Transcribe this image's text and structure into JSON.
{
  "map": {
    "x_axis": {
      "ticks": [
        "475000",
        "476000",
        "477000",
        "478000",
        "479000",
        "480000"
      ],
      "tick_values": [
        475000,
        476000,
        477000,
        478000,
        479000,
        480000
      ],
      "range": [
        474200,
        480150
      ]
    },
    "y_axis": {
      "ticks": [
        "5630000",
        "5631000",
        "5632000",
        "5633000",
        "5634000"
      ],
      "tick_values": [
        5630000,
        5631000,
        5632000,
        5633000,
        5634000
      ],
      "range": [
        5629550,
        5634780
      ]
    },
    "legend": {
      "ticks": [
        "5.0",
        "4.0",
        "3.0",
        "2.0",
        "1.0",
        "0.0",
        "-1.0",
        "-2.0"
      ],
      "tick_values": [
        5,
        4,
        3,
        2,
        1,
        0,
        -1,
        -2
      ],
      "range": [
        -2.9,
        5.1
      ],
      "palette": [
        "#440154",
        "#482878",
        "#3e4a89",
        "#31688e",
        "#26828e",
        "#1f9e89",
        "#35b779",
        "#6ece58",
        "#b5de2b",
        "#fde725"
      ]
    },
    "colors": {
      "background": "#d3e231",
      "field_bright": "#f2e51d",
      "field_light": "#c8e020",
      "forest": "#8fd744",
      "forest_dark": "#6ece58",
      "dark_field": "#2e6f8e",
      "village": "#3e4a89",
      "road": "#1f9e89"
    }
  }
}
※
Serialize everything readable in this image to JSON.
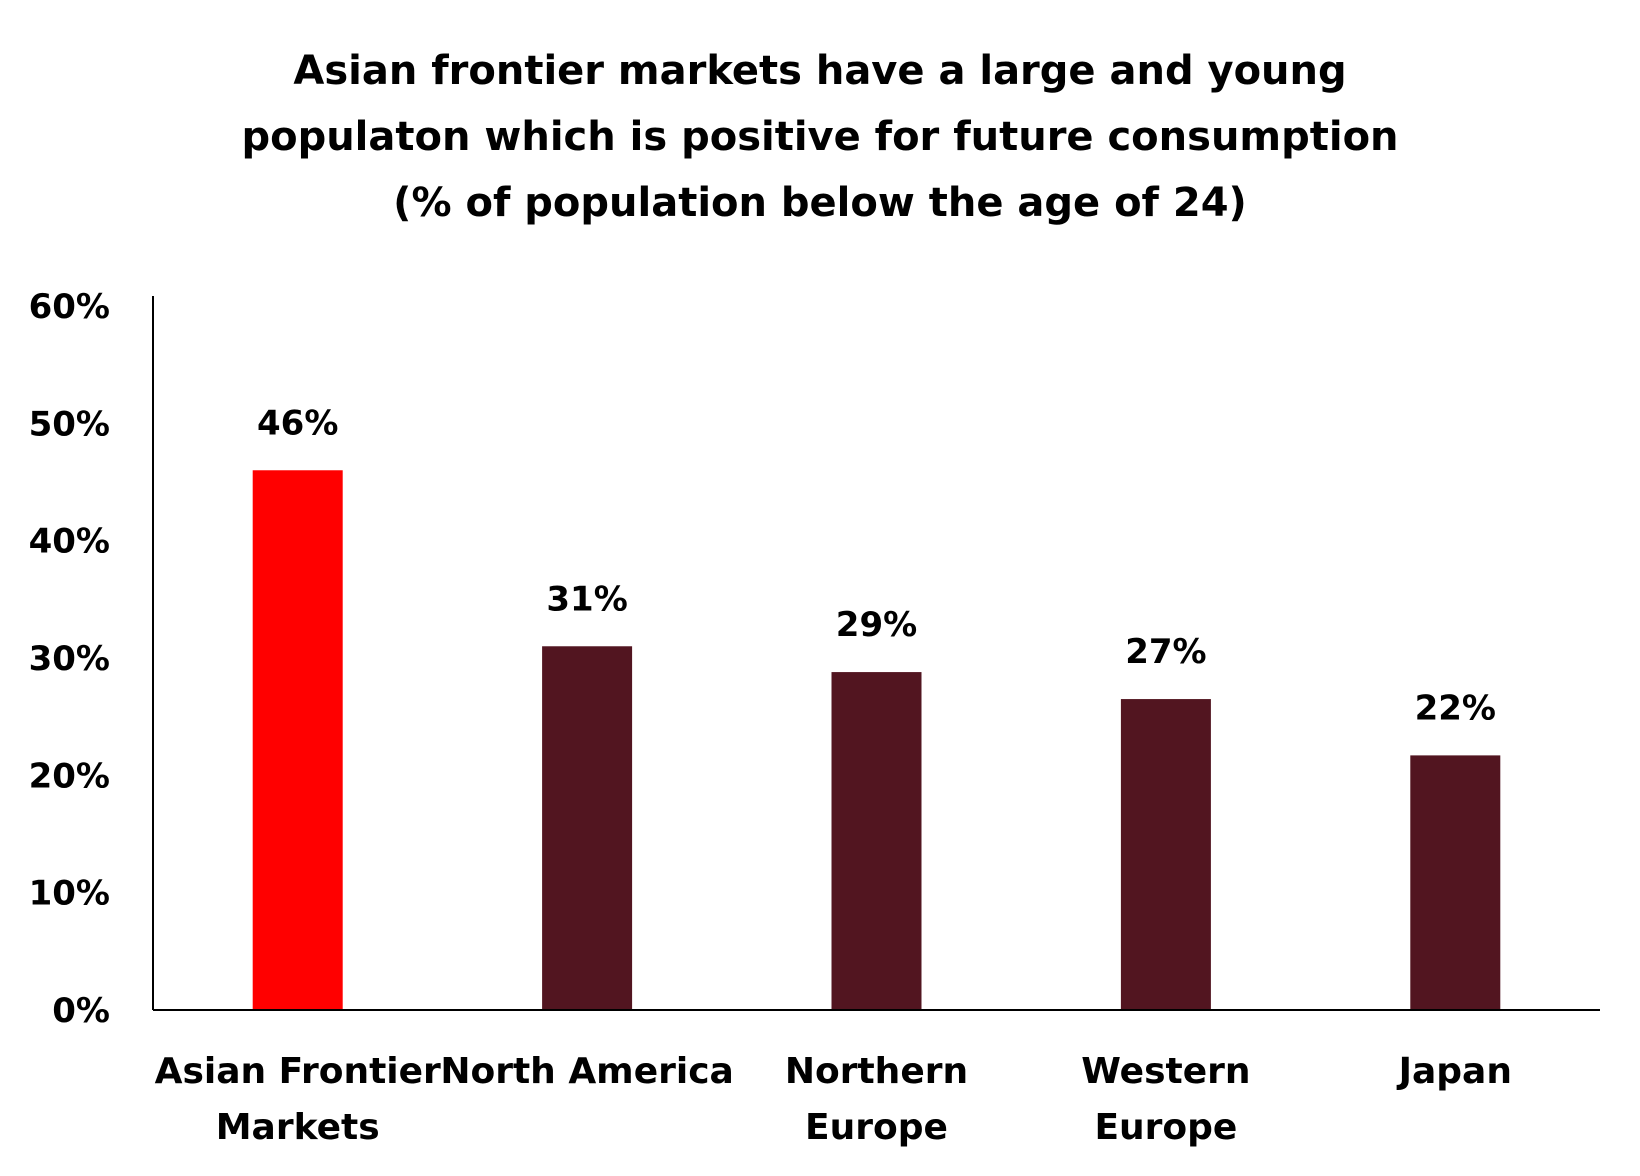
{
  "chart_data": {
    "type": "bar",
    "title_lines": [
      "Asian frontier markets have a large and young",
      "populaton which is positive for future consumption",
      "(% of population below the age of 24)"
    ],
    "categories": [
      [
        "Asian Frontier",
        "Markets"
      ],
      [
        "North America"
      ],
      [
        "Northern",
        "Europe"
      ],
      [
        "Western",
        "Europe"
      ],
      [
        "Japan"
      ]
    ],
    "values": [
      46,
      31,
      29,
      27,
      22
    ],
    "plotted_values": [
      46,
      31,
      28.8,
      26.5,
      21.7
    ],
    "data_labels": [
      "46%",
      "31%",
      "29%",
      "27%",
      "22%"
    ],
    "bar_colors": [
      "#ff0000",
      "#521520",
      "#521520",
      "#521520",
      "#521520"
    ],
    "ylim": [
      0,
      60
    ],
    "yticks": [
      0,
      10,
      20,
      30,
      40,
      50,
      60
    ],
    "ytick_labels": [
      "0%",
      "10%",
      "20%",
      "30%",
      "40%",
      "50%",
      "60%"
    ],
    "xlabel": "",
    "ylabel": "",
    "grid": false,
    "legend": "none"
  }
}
※
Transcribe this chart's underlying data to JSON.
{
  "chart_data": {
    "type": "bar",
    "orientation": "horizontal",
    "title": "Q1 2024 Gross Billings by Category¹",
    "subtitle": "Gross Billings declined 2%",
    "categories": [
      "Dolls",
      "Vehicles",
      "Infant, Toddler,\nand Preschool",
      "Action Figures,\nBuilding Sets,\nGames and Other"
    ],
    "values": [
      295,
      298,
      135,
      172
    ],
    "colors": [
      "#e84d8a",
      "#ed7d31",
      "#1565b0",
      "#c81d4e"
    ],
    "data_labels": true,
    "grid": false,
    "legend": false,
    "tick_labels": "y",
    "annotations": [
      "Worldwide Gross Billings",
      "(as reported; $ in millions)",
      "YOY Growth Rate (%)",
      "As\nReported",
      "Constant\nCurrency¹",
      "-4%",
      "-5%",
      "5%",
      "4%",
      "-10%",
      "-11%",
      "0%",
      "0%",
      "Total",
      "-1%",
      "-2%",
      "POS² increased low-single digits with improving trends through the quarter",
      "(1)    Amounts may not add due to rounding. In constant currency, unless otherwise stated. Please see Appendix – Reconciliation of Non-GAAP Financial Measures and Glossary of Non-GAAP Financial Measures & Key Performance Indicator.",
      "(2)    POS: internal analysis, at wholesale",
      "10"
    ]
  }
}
※
→ WORK TO BE COMPLETED
Find each line holding "JSON". Copy it out.

→ ANSWER IN FULL
Transcribe this image's text and structure into JSON.
Serialize everything readable in this image to JSON.
Transcribe this chart's underlying data to JSON.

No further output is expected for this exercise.